### SOURCE PASSAGE ###
The ionization problem in mathematical physics asks for a rigorous upper bound on the number of electrons that an atom with a given nuclear charge can bind. Experimental and numerical evidence seems to suggest that there can be at most one, or possibly two extra electrons. To prove this rigorously is an open problem. A similar question can be asked concerning molecules. Lieb proved a famous upper bound on the number of electrons a nucleus can bind. Moreover, together with Israel Michael Sigal, Barry Simon and Walter Thirring, he proved, for the first time, that the excess charge is asymptotically small compared to the nuclear charge.

Together with Jakob Yngvason, Lieb gave a rigorous proof of a formula for the ground state energy of dilute Bose gases. Subsequently, together with Robert Seiringer and Jakob Yngvason he studied the Gross-Pitaevskii equation for the ground state energy of dilute bosons in a trap, starting with many-body quantum mechanics. Lieb's works with Joseph Conlon and Horng-Tzer Yau and with Jan Philip Solovej on what is known as the $N^{7/5}$ law for bosons provide the first rigorous justification of Bogoliubov's pairing theory.

In quantum chemistry Lieb is famous for having provided in 1983 the first rigorous formulation of Density Functional Theory using tools of convex analysis. The universal Lieb functional gives the lowest energy of a Coulomb system with a given density profile, for mixed states. In 1980, he proved with Stephen Oxford the Lieb-Oxford inequality which provides an estimate on the lowest possible classical Coulomb energy at fixed density and was later used for calibration of some functionals such as PBE and SCAN. More recently, together with Mathieu Lewin and Robert Seiringer he gave the first rigorous justification of the Local-density approximation for slowly varying densities.

===Analysis===

In the 70s Lieb entered the mathematical fields of calculus of variations and partial differential equations, where he made fundamental contributions. An important theme was the quest of best constants in several inequalities of functional analysis, which he then used to rigorously study nonlinear quantum systems. His results in this direction are collected in the Selecta ″Inequalities″. Among the inequalities where he determined the sharp constants are Young's inequality and the Hardy-Littlewood-Sobolev inequality, to be further discussed below. He also developed tools now considered standard in analysis, such as rearrangement inequalities or the Brezis-Lieb lemma which provides the missing term in Fatou's lemma for sequences of functions converging almost everywhere.
###
WORK INSTRUCTION 1
Write down the passage on Lieb's research from "In the 70s Lieb" up to and including "converging almost everywhere.".
WORK INSTRUCTION 2
Continue the passage on Lieb's research, starting after its final sentence.
### ENTRIES PROVIDED ###
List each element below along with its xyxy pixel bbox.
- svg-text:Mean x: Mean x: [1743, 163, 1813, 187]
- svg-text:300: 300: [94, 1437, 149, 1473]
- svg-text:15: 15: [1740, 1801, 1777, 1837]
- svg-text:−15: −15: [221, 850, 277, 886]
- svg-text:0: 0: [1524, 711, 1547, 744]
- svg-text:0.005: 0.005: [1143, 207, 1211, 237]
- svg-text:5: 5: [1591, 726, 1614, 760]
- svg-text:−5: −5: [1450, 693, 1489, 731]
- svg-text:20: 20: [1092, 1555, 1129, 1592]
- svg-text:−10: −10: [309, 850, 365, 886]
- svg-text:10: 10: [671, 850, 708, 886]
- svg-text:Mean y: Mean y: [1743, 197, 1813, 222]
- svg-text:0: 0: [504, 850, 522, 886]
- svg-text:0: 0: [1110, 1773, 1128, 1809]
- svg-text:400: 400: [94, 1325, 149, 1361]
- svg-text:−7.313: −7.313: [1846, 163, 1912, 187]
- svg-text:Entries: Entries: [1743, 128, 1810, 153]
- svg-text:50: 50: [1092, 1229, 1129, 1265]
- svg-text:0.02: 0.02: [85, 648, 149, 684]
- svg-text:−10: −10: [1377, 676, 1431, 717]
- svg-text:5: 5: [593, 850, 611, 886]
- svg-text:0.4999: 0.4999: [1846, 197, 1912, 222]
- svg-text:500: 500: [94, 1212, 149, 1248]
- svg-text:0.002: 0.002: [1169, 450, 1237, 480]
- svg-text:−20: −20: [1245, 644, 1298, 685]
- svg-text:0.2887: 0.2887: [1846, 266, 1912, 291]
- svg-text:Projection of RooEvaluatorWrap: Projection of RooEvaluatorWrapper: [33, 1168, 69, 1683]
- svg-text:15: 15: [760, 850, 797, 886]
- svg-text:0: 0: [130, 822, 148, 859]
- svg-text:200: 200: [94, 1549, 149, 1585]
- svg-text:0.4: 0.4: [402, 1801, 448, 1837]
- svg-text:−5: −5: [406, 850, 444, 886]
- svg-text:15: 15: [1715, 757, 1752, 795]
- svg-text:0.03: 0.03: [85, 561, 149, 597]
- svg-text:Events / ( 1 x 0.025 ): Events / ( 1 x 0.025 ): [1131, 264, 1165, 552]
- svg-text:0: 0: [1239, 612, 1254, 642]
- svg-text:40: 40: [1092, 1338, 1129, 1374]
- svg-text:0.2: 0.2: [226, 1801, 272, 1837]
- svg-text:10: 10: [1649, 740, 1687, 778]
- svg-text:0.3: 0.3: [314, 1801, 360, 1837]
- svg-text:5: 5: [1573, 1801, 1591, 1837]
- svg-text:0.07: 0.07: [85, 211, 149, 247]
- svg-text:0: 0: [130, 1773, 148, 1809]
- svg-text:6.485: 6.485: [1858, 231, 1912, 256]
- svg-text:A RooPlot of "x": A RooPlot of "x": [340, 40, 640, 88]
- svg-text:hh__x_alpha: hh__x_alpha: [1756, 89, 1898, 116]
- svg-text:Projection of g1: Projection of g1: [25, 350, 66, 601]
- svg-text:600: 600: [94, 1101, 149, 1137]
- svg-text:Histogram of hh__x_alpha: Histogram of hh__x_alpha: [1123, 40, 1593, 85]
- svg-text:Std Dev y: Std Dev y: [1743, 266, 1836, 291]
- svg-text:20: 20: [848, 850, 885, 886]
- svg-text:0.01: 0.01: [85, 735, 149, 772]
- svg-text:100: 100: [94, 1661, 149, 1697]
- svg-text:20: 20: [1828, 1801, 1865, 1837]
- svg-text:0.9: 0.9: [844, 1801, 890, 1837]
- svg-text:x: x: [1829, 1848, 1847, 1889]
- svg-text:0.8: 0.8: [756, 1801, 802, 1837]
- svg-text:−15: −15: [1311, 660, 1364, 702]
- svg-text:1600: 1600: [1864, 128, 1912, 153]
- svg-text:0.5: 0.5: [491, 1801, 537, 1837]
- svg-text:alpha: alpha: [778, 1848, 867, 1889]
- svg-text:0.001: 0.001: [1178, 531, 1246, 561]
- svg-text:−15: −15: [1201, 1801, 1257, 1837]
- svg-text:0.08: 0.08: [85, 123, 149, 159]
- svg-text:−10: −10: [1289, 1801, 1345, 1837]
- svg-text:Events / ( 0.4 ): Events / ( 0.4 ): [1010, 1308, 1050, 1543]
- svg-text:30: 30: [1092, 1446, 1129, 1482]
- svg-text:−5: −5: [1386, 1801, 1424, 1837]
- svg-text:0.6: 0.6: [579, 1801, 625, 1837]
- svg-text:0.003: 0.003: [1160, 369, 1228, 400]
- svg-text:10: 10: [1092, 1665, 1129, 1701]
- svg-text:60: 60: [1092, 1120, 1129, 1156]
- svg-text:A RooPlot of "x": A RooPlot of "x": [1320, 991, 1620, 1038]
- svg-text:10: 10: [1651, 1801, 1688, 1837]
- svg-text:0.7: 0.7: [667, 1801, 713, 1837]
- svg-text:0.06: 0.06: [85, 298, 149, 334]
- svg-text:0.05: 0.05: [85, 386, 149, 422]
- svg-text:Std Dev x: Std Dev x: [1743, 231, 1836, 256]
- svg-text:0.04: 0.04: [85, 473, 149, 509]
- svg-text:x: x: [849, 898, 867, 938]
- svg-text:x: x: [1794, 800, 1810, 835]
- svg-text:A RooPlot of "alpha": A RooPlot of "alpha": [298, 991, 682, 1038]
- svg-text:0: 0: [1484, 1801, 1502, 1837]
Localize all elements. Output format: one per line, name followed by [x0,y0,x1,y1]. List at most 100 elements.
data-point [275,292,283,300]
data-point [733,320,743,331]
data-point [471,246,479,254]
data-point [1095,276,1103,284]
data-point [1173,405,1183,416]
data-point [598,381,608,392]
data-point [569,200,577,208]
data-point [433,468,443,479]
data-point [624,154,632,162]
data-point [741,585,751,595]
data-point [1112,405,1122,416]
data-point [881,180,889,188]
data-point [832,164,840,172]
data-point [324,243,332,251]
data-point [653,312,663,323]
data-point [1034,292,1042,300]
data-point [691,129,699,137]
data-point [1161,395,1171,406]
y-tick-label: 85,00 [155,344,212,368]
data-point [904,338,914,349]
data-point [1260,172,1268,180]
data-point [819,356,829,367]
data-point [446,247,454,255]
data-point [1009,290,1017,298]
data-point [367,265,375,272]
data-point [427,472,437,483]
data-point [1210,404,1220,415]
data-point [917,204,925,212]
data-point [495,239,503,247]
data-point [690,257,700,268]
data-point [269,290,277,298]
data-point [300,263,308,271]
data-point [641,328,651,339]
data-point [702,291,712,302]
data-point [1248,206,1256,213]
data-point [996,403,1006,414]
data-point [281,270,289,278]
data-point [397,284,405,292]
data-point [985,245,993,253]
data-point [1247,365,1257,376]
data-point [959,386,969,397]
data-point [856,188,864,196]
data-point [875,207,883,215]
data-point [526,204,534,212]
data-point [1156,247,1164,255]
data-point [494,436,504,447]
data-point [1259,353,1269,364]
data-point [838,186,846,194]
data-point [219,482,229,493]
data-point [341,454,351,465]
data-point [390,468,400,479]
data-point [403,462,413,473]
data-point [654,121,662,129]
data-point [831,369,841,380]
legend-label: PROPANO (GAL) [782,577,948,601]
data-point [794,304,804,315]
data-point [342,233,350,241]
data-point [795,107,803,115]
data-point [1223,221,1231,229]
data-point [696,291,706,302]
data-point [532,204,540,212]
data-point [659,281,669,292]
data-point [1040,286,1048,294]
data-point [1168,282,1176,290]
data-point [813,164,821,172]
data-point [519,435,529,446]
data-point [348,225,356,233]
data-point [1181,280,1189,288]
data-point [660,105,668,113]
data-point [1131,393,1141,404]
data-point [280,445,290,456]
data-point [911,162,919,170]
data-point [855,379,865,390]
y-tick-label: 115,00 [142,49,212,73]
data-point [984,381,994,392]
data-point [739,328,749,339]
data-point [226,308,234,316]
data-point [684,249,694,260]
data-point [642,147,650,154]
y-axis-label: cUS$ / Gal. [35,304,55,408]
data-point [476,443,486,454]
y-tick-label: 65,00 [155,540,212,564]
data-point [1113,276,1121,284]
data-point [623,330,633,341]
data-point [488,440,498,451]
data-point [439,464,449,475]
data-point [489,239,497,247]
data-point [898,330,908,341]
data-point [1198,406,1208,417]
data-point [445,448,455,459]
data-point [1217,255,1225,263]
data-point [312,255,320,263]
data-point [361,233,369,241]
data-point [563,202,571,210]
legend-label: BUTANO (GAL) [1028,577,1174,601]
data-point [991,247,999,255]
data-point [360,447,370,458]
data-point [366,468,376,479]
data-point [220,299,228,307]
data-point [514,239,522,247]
###
TASK RESPONSE 1
In the 70s Lieb entered the mathematical fields of calculus of variations and partial differential equations, where he made fundamental contributions. An important theme was the quest of best constants in several inequalities of functional analysis, which he then used to rigorously study nonlinear quantum systems. His results in this direction are collected in the Selecta ″Inequalities″. Among the inequalities where he determined the sharp constants are Young's inequality and the Hardy-Littlewood-Sobolev inequality, to be further discussed below. He also developed tools now considered standard in analysis, such as rearrangement inequalities or the Brezis-Lieb lemma which provides the missing term in Fatou's lemma for sequences of functions converging almost everywhere.

TASK RESPONSE 2
With Herm Brascamp and Joaquin Luttinger, Lieb proved in 1974 a generalization of the Riesz rearrangement inequality, stating that certain multilinear integrals increase when all the functions are replaced by their symmetric decreasing rearrangement. With Frederick Almgren, he clarified the continuity properties of rearrangement. Rearrangement is often used to prove the existence of solutions for some nonlinear models.

In two papers (one in 1976 with Herm Brascamp and another one alone in 1990), Lieb determined the validity and the best constants of a whole family of inequalities that generalizes, for instance, the Hölder's inequality, Young's inequality for convolutions, and the Loomis-Whitney inequality. This is now known as the Brascamp-Lieb inequality. The spirit is that the best constant is determined by the case where all functions are Gaussians. The Brascamp-Lieb inequality has found applications and extensions, for instance, in harmonic analysis.

Using rearrangement inequalities and compactness methods, Lieb proved in 1983 the existence of optimizers for the Hardy-Littlewood-Sobolev inequality and of the Sobolev inequality. He also determined the best constant in some cases, discovering and exploiting the conformal invariance of the problem and relating it, via stereographic projection, to a conformally equivalent, but more tractable problem on the sphere. A new rearrangement-free proof was provided later with Rupert Frank, allowing to treat the case of the Heisenberg group.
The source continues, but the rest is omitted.